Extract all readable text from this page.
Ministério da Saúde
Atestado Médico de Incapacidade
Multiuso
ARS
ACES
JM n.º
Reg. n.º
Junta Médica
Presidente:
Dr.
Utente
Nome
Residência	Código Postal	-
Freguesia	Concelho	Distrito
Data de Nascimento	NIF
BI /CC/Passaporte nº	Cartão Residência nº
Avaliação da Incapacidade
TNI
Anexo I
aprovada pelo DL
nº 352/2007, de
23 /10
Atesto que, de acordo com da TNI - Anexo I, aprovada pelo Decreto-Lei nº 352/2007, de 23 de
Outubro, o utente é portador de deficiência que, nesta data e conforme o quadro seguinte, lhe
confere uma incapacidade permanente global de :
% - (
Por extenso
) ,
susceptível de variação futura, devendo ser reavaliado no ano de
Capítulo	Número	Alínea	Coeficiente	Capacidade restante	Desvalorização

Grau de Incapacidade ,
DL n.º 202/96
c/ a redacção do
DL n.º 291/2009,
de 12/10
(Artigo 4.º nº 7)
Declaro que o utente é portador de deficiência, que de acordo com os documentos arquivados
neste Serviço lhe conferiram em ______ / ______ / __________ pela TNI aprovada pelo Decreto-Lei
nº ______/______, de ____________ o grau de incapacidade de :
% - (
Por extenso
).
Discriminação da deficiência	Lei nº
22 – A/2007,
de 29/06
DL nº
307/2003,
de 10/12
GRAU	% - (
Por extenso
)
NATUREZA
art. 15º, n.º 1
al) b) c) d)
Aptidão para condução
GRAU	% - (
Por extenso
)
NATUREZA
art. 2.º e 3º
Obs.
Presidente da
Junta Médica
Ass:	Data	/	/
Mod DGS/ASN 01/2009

WHAT YOU WILL DO:
Faithfully copy every entry, leaving nothing out.

SOLUTION:
Extract all readable text from this page.
Ministério da Saúde
Atestado Médico de Incapacidade
Multiuso
ARS
ACES
JM n.º
Reg. n.º
Junta Médica
Presidente:
Dr.
Utente
Nome
Residência	Código Postal	-
Freguesia	Concelho	Distrito
Data de Nascimento	NIF
BI /CC/Passaporte nº	Cartão Residência nº
Avaliação da Incapacidade
TNI
Anexo I
aprovada pelo DL
nº 352/2007, de
23 /10
Atesto que, de acordo com da TNI - Anexo I, aprovada pelo Decreto-Lei nº 352/2007, de 23 de
Outubro, o utente é portador de deficiência que, nesta data e conforme o quadro seguinte, lhe
confere uma incapacidade permanente global de :
% - (
Por extenso
) ,
susceptível de variação futura, devendo ser reavaliado no ano de
Capítulo	Número	Alínea	Coeficiente	Capacidade restante	Desvalorização

Grau de Incapacidade ,
DL n.º 202/96
c/ a redacção do
DL n.º 291/2009,
de 12/10
(Artigo 4.º nº 7)
Declaro que o utente é portador de deficiência, que de acordo com os documentos arquivados
neste Serviço lhe conferiram em ______ / ______ / __________ pela TNI aprovada pelo Decreto-Lei
nº ______/______, de ____________ o grau de incapacidade de :
% - (
Por extenso
).
Discriminação da deficiência	Lei nº
22 – A/2007,
de 29/06
DL nº
307/2003,
de 10/12
GRAU	% - (
Por extenso
)
NATUREZA
art. 15º, n.º 1
al) b) c) d)
Aptidão para condução
GRAU	% - (
Por extenso
)
NATUREZA
art. 2.º e 3º
Obs.
Presidente da
Junta Médica
Ass:	Data	/	/
Mod DGS/ASN 01/2009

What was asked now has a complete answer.